WHAT THE TASK REQUIRES
Copy all lines in which the word "linea" can be found.

DATA LINES
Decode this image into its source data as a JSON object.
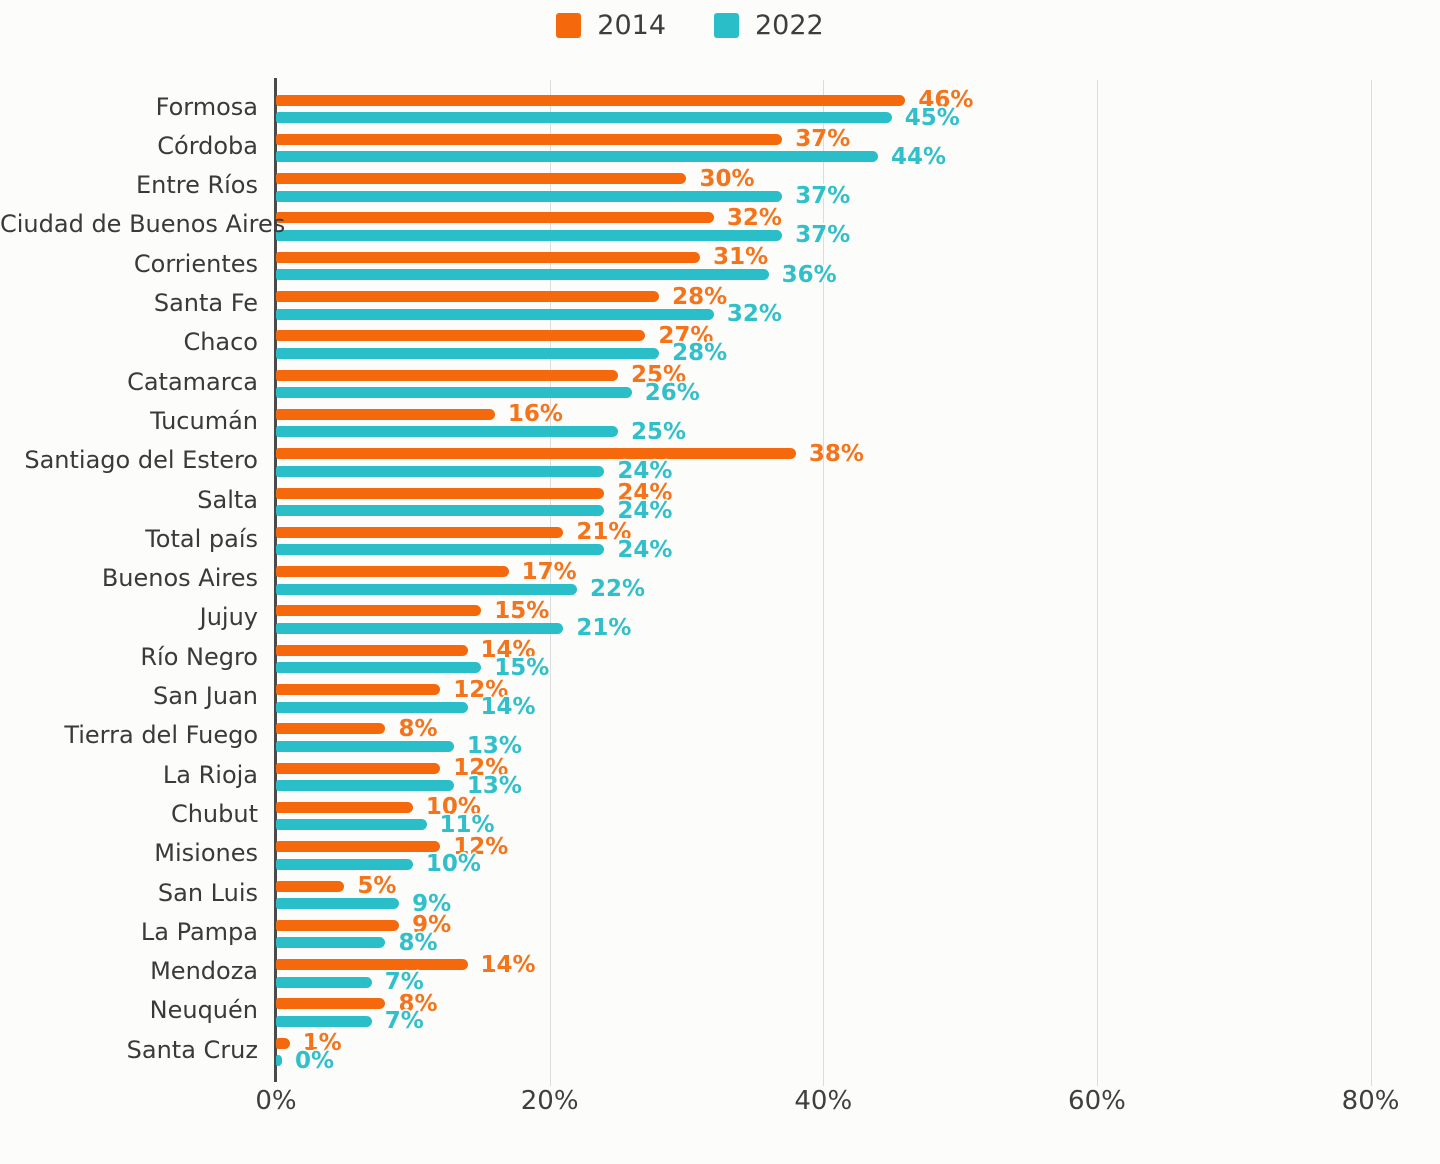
{
  "legend": [
    {
      "label": "2014",
      "color": "#f5690c"
    },
    {
      "label": "2022",
      "color": "#29bec8"
    }
  ],
  "chart_data": {
    "type": "bar",
    "orientation": "horizontal",
    "title": "",
    "xlabel": "",
    "ylabel": "",
    "value_suffix": "%",
    "xlim": [
      0,
      85
    ],
    "grid": true,
    "legend_position": "top",
    "x_ticks": [
      {
        "value": 0,
        "label": "0%"
      },
      {
        "value": 20,
        "label": "20%"
      },
      {
        "value": 40,
        "label": "40%"
      },
      {
        "value": 60,
        "label": "60%"
      },
      {
        "value": 80,
        "label": "80%"
      }
    ],
    "categories": [
      "Formosa",
      "Córdoba",
      "Entre Ríos",
      "Ciudad de Buenos Aires",
      "Corrientes",
      "Santa Fe",
      "Chaco",
      "Catamarca",
      "Tucumán",
      "Santiago del Estero",
      "Salta",
      "Total país",
      "Buenos Aires",
      "Jujuy",
      "Río Negro",
      "San Juan",
      "Tierra del Fuego",
      "La Rioja",
      "Chubut",
      "Misiones",
      "San Luis",
      "La Pampa",
      "Mendoza",
      "Neuquén",
      "Santa Cruz"
    ],
    "series": [
      {
        "name": "2014",
        "color": "#f5690c",
        "values": [
          46,
          37,
          30,
          32,
          31,
          28,
          27,
          25,
          16,
          38,
          24,
          21,
          17,
          15,
          14,
          12,
          8,
          12,
          10,
          12,
          5,
          9,
          14,
          8,
          1
        ]
      },
      {
        "name": "2022",
        "color": "#29bec8",
        "values": [
          45,
          44,
          37,
          37,
          36,
          32,
          28,
          26,
          25,
          24,
          24,
          24,
          22,
          21,
          15,
          14,
          13,
          13,
          11,
          10,
          9,
          8,
          7,
          7,
          0
        ]
      }
    ]
  }
}
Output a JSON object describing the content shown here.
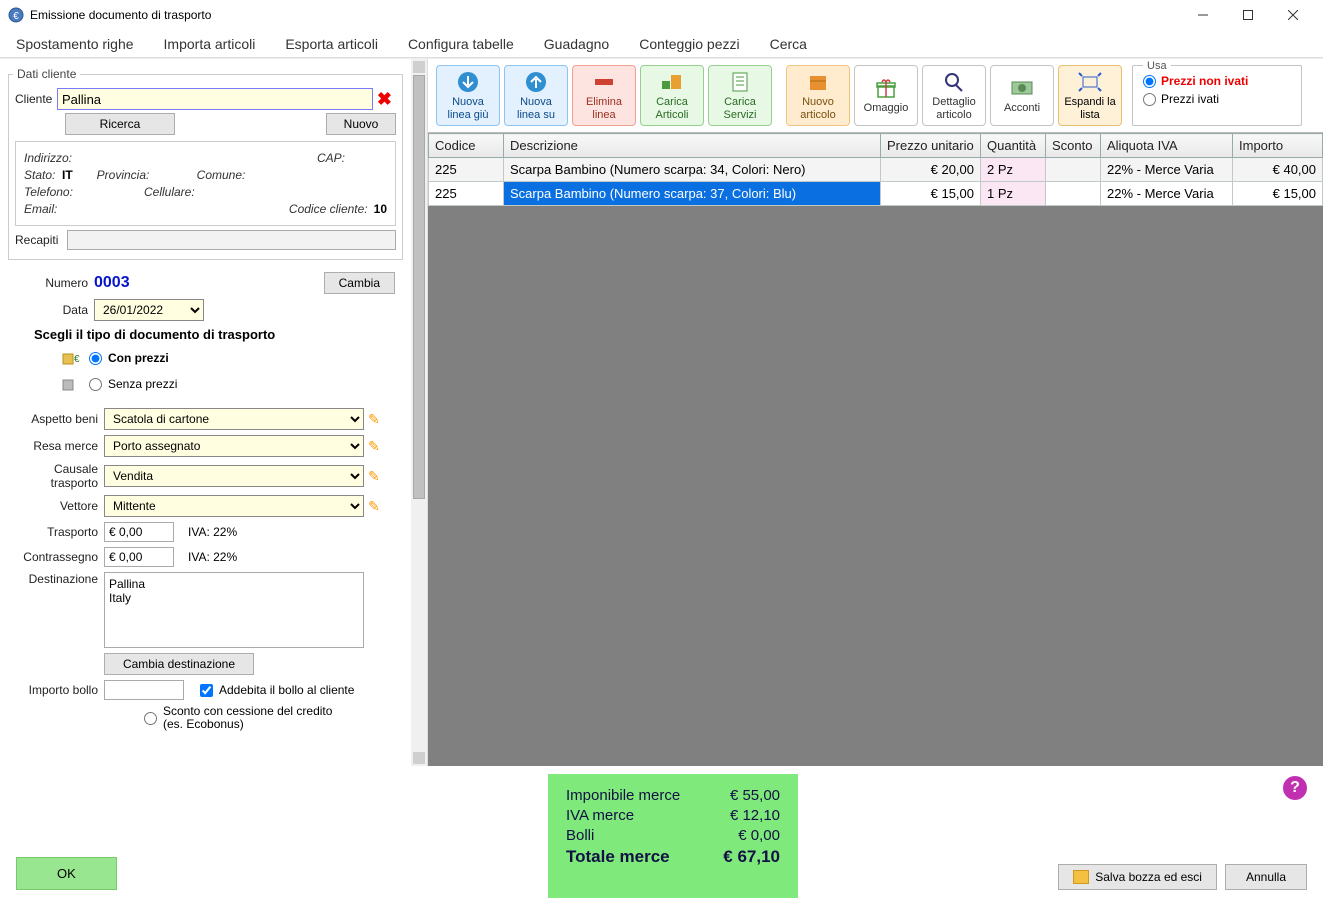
{
  "window": {
    "title": "Emissione documento di trasporto"
  },
  "menu": [
    "Spostamento righe",
    "Importa articoli",
    "Esporta articoli",
    "Configura tabelle",
    "Guadagno",
    "Conteggio pezzi",
    "Cerca"
  ],
  "client_box": {
    "legend": "Dati cliente",
    "cliente_label": "Cliente",
    "cliente_value": "Pallina",
    "ricerca_btn": "Ricerca",
    "nuovo_btn": "Nuovo",
    "fields": {
      "indirizzo_label": "Indirizzo:",
      "cap_label": "CAP:",
      "stato_label": "Stato:",
      "stato_value": "IT",
      "provincia_label": "Provincia:",
      "comune_label": "Comune:",
      "telefono_label": "Telefono:",
      "cellulare_label": "Cellulare:",
      "email_label": "Email:",
      "codice_cliente_label": "Codice cliente:",
      "codice_cliente_value": "10",
      "recapiti_label": "Recapiti"
    }
  },
  "doc": {
    "numero_label": "Numero",
    "numero_value": "0003",
    "cambia_btn": "Cambia",
    "data_label": "Data",
    "data_value": "26/01/2022",
    "tipo_title": "Scegli il tipo di documento di trasporto",
    "tipo_con_prezzi": "Con prezzi",
    "tipo_senza_prezzi": "Senza prezzi"
  },
  "transport": {
    "aspetto_beni_label": "Aspetto beni",
    "aspetto_beni_value": "Scatola di cartone",
    "resa_merce_label": "Resa merce",
    "resa_merce_value": "Porto assegnato",
    "causale_label": "Causale trasporto",
    "causale_value": "Vendita",
    "vettore_label": "Vettore",
    "vettore_value": "Mittente",
    "trasporto_label": "Trasporto",
    "trasporto_value": "€ 0,00",
    "trasporto_iva": "IVA: 22%",
    "contrassegno_label": "Contrassegno",
    "contrassegno_value": "€ 0,00",
    "contrassegno_iva": "IVA: 22%",
    "destinazione_label": "Destinazione",
    "destinazione_value": "Pallina\nItaly",
    "cambia_dest_btn": "Cambia destinazione",
    "importo_bollo_label": "Importo bollo",
    "addebita_bollo_label": "Addebita il bollo al cliente",
    "sconto_cessione_label": "Sconto con cessione del credito (es. Ecobonus)"
  },
  "toolbar": {
    "nuova_giu": "Nuova linea giù",
    "nuova_su": "Nuova linea su",
    "elimina": "Elimina linea",
    "carica_articoli": "Carica Articoli",
    "carica_servizi": "Carica Servizi",
    "nuovo_articolo": "Nuovo articolo",
    "omaggio": "Omaggio",
    "dettaglio": "Dettaglio articolo",
    "acconti": "Acconti",
    "espandi": "Espandi la lista",
    "usa_title": "Usa",
    "usa_non_ivati": "Prezzi non ivati",
    "usa_ivati": "Prezzi ivati"
  },
  "grid": {
    "columns": [
      "Codice",
      "Descrizione",
      "Prezzo unitario",
      "Quantità",
      "Sconto",
      "Aliquota IVA",
      "Importo"
    ],
    "col_widths": [
      "75px",
      "auto",
      "100px",
      "65px",
      "55px",
      "132px",
      "90px"
    ],
    "rows": [
      {
        "codice": "225",
        "descrizione": "Scarpa Bambino (Numero scarpa: 34, Colori: Nero)",
        "prezzo": "€ 20,00",
        "quantita": "2 Pz",
        "sconto": "",
        "iva": "22% - Merce Varia",
        "importo": "€ 40,00",
        "selected": false
      },
      {
        "codice": "225",
        "descrizione": "Scarpa Bambino (Numero scarpa: 37, Colori: Blu)",
        "prezzo": "€ 15,00",
        "quantita": "1 Pz",
        "sconto": "",
        "iva": "22% - Merce Varia",
        "importo": "€ 15,00",
        "selected": true
      }
    ]
  },
  "totals": {
    "imponibile_label": "Imponibile merce",
    "imponibile_value": "€ 55,00",
    "iva_label": "IVA merce",
    "iva_value": "€ 12,10",
    "bolli_label": "Bolli",
    "bolli_value": "€ 0,00",
    "totale_label": "Totale merce",
    "totale_value": "€ 67,10"
  },
  "footer_buttons": {
    "ok": "OK",
    "salva": "Salva bozza ed esci",
    "annulla": "Annulla"
  }
}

COMPLETE OUTPUT
    "nuova_giu": "Nuova linea giù",
    "nuova_su": "Nuova linea su",
    "elimina": "Elimina linea",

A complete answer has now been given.